- **What you are asked to do**: Repeat the records below exactly as they appear.

#### Records for this exercise

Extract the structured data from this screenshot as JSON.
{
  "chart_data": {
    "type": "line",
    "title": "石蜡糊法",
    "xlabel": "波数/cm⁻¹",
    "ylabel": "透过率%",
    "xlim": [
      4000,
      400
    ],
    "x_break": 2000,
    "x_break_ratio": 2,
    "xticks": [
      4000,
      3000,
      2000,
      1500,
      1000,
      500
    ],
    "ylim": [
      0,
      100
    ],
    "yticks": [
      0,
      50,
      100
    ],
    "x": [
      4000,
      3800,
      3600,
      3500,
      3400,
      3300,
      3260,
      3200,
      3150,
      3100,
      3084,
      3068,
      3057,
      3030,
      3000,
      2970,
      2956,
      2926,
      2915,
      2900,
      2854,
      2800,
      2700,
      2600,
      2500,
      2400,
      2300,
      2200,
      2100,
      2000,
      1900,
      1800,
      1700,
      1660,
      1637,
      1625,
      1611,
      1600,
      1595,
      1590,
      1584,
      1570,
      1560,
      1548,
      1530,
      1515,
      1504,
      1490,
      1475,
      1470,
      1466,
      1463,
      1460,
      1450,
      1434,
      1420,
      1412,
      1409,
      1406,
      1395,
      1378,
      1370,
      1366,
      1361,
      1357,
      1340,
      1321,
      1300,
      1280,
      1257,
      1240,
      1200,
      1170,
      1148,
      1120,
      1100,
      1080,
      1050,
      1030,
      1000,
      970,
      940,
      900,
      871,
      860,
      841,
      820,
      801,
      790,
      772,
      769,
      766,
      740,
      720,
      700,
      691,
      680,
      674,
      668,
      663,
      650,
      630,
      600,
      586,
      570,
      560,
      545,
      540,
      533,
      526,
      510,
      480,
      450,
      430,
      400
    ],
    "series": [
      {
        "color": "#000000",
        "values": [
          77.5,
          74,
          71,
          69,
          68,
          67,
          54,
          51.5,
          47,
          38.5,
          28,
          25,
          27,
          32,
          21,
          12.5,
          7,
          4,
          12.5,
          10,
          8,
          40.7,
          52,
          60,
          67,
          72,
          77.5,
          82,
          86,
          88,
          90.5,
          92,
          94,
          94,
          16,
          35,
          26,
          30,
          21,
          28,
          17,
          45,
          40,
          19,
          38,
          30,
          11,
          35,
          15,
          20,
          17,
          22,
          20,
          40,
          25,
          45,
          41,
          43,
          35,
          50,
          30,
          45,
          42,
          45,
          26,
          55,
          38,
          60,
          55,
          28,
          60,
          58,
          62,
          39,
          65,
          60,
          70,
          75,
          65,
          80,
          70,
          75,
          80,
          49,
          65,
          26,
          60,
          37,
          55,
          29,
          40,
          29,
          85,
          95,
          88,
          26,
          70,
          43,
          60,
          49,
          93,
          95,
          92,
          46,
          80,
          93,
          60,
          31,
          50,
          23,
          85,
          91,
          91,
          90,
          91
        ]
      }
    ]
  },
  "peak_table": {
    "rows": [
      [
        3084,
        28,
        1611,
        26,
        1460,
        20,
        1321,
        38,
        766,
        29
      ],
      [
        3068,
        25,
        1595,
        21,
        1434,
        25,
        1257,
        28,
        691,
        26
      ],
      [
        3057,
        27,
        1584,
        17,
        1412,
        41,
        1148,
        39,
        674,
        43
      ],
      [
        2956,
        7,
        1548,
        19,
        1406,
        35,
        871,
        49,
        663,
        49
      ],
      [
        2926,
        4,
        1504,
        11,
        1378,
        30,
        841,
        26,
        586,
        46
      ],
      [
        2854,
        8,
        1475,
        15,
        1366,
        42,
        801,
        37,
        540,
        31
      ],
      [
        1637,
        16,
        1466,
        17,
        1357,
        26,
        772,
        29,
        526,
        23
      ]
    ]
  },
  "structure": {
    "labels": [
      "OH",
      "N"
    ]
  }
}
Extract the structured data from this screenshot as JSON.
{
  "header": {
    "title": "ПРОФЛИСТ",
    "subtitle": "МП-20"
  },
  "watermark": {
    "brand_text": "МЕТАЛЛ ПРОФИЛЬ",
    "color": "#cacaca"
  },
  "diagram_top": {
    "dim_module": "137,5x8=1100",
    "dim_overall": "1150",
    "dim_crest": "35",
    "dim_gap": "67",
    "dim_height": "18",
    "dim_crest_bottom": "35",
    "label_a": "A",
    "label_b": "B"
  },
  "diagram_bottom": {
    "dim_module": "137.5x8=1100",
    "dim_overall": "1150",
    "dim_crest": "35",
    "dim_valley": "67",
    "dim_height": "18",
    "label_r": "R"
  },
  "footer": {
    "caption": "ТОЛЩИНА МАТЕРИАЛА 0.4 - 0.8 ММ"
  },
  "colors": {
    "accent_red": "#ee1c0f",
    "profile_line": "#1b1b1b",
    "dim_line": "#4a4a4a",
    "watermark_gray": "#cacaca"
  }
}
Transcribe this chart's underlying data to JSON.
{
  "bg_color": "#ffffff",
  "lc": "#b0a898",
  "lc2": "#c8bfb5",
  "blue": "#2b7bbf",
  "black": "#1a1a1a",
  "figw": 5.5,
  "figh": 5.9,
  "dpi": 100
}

########

- **Solution to this exercise**:
Extract the structured data from this screenshot as JSON.
{
  "chart_data": {
    "type": "line",
    "title": "石蜡糊法",
    "xlabel": "波数/cm⁻¹",
    "ylabel": "透过率%",
    "xlim": [
      4000,
      400
    ],
    "x_break": 2000,
    "x_break_ratio": 2,
    "xticks": [
      4000,
      3000,
      2000,
      1500,
      1000,
      500
    ],
    "ylim": [
      0,
      100
    ],
    "yticks": [
      0,
      50,
      100
    ],
    "x": [
      4000,
      3800,
      3600,
      3500,
      3400,
      3300,
      3260,
      3200,
      3150,
      3100,
      3084,
      3068,
      3057,
      3030,
      3000,
      2970,
      2956,
      2926,
      2915,
      2900,
      2854,
      2800,
      2700,
      2600,
      2500,
      2400,
      2300,
      2200,
      2100,
      2000,
      1900,
      1800,
      1700,
      1660,
      1637,
      1625,
      1611,
      1600,
      1595,
      1590,
      1584,
      1570,
      1560,
      1548,
      1530,
      1515,
      1504,
      1490,
      1475,
      1470,
      1466,
      1463,
      1460,
      1450,
      1434,
      1420,
      1412,
      1409,
      1406,
      1395,
      1378,
      1370,
      1366,
      1361,
      1357,
      1340,
      1321,
      1300,
      1280,
      1257,
      1240,
      1200,
      1170,
      1148,
      1120,
      1100,
      1080,
      1050,
      1030,
      1000,
      970,
      940,
      900,
      871,
      860,
      841,
      820,
      801,
      790,
      772,
      769,
      766,
      740,
      720,
      700,
      691,
      680,
      674,
      668,
      663,
      650,
      630,
      600,
      586,
      570,
      560,
      545,
      540,
      533,
      526,
      510,
      480,
      450,
      430,
      400
    ],
    "series": [
      {
        "color": "#000000",
        "values": [
          77.5,
          74,
          71,
          69,
          68,
          67,
          54,
          51.5,
          47,
          38.5,
          28,
          25,
          27,
          32,
          21,
          12.5,
          7,
          4,
          12.5,
          10,
          8,
          40.7,
          52,
          60,
          67,
          72,
          77.5,
          82,
          86,
          88,
          90.5,
          92,
          94,
          94,
          16,
          35,
          26,
          30,
          21,
          28,
          17,
          45,
          40,
          19,
          38,
          30,
          11,
          35,
          15,
          20,
          17,
          22,
          20,
          40,
          25,
          45,
          41,
          43,
          35,
          50,
          30,
          45,
          42,
          45,
          26,
          55,
          38,
          60,
          55,
          28,
          60,
          58,
          62,
          39,
          65,
          60,
          70,
          75,
          65,
          80,
          70,
          75,
          80,
          49,
          65,
          26,
          60,
          37,
          55,
          29,
          40,
          29,
          85,
          95,
          88,
          26,
          70,
          43,
          60,
          49,
          93,
          95,
          92,
          46,
          80,
          93,
          60,
          31,
          50,
          23,
          85,
          91,
          91,
          90,
          91
        ]
      }
    ]
  },
  "peak_table": {
    "rows": [
      [
        3084,
        28,
        1611,
        26,
        1460,
        20,
        1321,
        38,
        766,
        29
      ],
      [
        3068,
        25,
        1595,
        21,
        1434,
        25,
        1257,
        28,
        691,
        26
      ],
      [
        3057,
        27,
        1584,
        17,
        1412,
        41,
        1148,
        39,
        674,
        43
      ],
      [
        2956,
        7,
        1548,
        19,
        1406,
        35,
        871,
        49,
        663,
        49
      ],
      [
        2926,
        4,
        1504,
        11,
        1378,
        30,
        841,
        26,
        586,
        46
      ],
      [
        2854,
        8,
        1475,
        15,
        1366,
        42,
        801,
        37,
        540,
        31
      ],
      [
        1637,
        16,
        1466,
        17,
        1357,
        26,
        772,
        29,
        526,
        23
      ]
    ]
  },
  "structure": {
    "labels": [
      "OH",
      "N"
    ]
  }
}
Extract the structured data from this screenshot as JSON.
{
  "header": {
    "title": "ПРОФЛИСТ",
    "subtitle": "МП-20"
  },
  "watermark": {
    "brand_text": "МЕТАЛЛ ПРОФИЛЬ",
    "color": "#cacaca"
  },
  "diagram_top": {
    "dim_module": "137,5x8=1100",
    "dim_overall": "1150",
    "dim_crest": "35",
    "dim_gap": "67",
    "dim_height": "18",
    "dim_crest_bottom": "35",
    "label_a": "A",
    "label_b": "B"
  },
  "diagram_bottom": {
    "dim_module": "137.5x8=1100",
    "dim_overall": "1150",
    "dim_crest": "35",
    "dim_valley": "67",
    "dim_height": "18",
    "label_r": "R"
  },
  "footer": {
    "caption": "ТОЛЩИНА МАТЕРИАЛА 0.4 - 0.8 ММ"
  },
  "colors": {
    "accent_red": "#ee1c0f",
    "profile_line": "#1b1b1b",
    "dim_line": "#4a4a4a",
    "watermark_gray": "#cacaca"
  }
}
Transcribe this chart's underlying data to JSON.
{
  "bg_color": "#ffffff",
  "lc": "#b0a898",
  "lc2": "#c8bfb5",
  "blue": "#2b7bbf",
  "black": "#1a1a1a",
  "figw": 5.5,
  "figh": 5.9,
  "dpi": 100
}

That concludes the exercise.